> Rows from a dataset

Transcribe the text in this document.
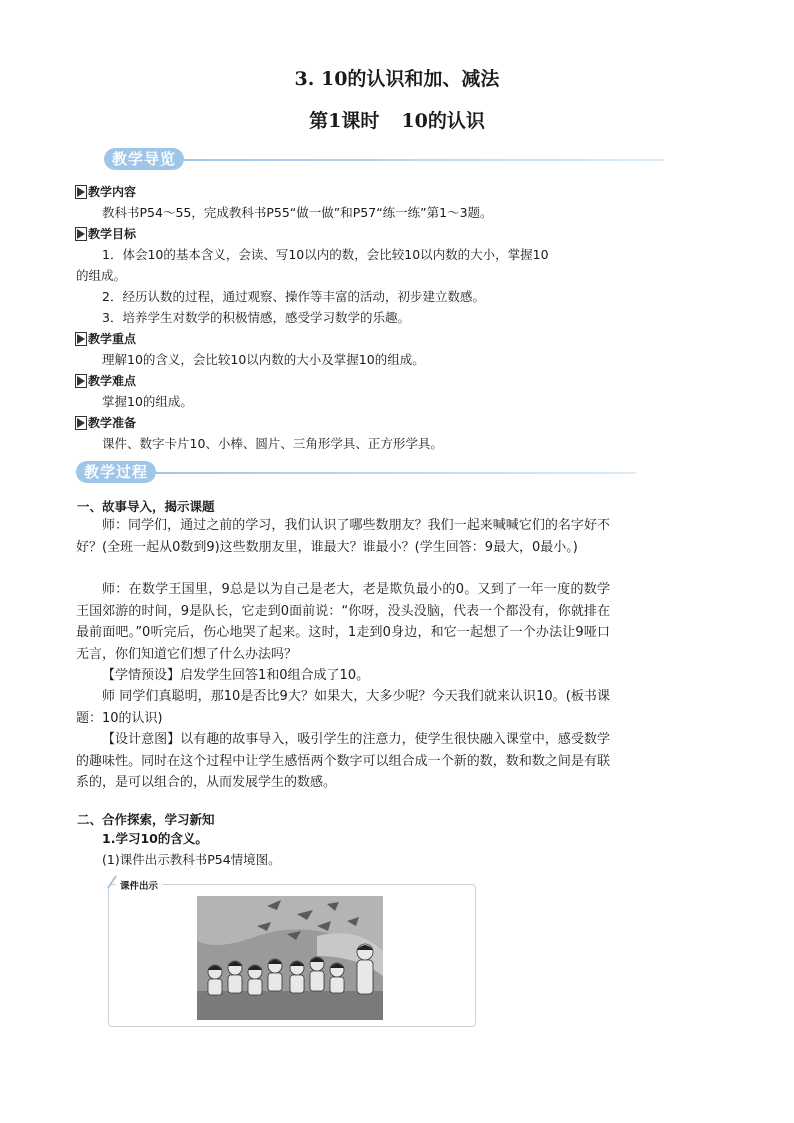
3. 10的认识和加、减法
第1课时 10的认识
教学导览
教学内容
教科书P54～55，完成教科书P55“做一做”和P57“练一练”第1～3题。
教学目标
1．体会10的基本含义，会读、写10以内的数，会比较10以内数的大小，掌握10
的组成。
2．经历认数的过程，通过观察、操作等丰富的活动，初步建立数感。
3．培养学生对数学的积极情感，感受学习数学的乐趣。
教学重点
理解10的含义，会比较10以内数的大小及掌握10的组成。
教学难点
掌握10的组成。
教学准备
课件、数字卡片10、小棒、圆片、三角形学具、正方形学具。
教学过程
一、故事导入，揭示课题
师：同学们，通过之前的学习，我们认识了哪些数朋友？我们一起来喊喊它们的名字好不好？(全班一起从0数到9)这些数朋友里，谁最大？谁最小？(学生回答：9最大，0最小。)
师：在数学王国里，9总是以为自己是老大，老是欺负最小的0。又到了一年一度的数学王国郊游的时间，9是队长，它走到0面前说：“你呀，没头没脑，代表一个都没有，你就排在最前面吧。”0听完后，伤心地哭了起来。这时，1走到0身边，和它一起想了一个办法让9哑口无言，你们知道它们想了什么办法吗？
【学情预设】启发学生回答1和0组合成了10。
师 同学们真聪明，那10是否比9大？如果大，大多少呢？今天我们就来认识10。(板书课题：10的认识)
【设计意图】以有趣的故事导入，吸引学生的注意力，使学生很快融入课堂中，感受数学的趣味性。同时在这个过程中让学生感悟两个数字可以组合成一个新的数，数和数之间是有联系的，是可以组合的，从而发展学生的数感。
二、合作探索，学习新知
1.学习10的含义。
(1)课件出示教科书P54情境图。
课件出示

> TASK STATEMENT
Reproduce the entries exactly. Do not carry over any picture.

> SOLUTION FOR THIS PROBLEM
Transcribe the text in this document.
3. 10的认识和加、减法
第1课时 10的认识
教学导览
教学内容
教科书P54～55，完成教科书P55“做一做”和P57“练一练”第1～3题。
教学目标
1．体会10的基本含义，会读、写10以内的数，会比较10以内数的大小，掌握10
的组成。
2．经历认数的过程，通过观察、操作等丰富的活动，初步建立数感。
3．培养学生对数学的积极情感，感受学习数学的乐趣。
教学重点
理解10的含义，会比较10以内数的大小及掌握10的组成。
教学难点
掌握10的组成。
教学准备
课件、数字卡片10、小棒、圆片、三角形学具、正方形学具。
教学过程
一、故事导入，揭示课题
师：同学们，通过之前的学习，我们认识了哪些数朋友？我们一起来喊喊它们的名字好不好？(全班一起从0数到9)这些数朋友里，谁最大？谁最小？(学生回答：9最大，0最小。)
师：在数学王国里，9总是以为自己是老大，老是欺负最小的0。又到了一年一度的数学王国郊游的时间，9是队长，它走到0面前说：“你呀，没头没脑，代表一个都没有，你就排在最前面吧。”0听完后，伤心地哭了起来。这时，1走到0身边，和它一起想了一个办法让9哑口无言，你们知道它们想了什么办法吗？
【学情预设】启发学生回答1和0组合成了10。
师 同学们真聪明，那10是否比9大？如果大，大多少呢？今天我们就来认识10。(板书课题：10的认识)
【设计意图】以有趣的故事导入，吸引学生的注意力，使学生很快融入课堂中，感受数学的趣味性。同时在这个过程中让学生感悟两个数字可以组合成一个新的数，数和数之间是有联系的，是可以组合的，从而发展学生的数感。
二、合作探索，学习新知
1.学习10的含义。
(1)课件出示教科书P54情境图。
课件出示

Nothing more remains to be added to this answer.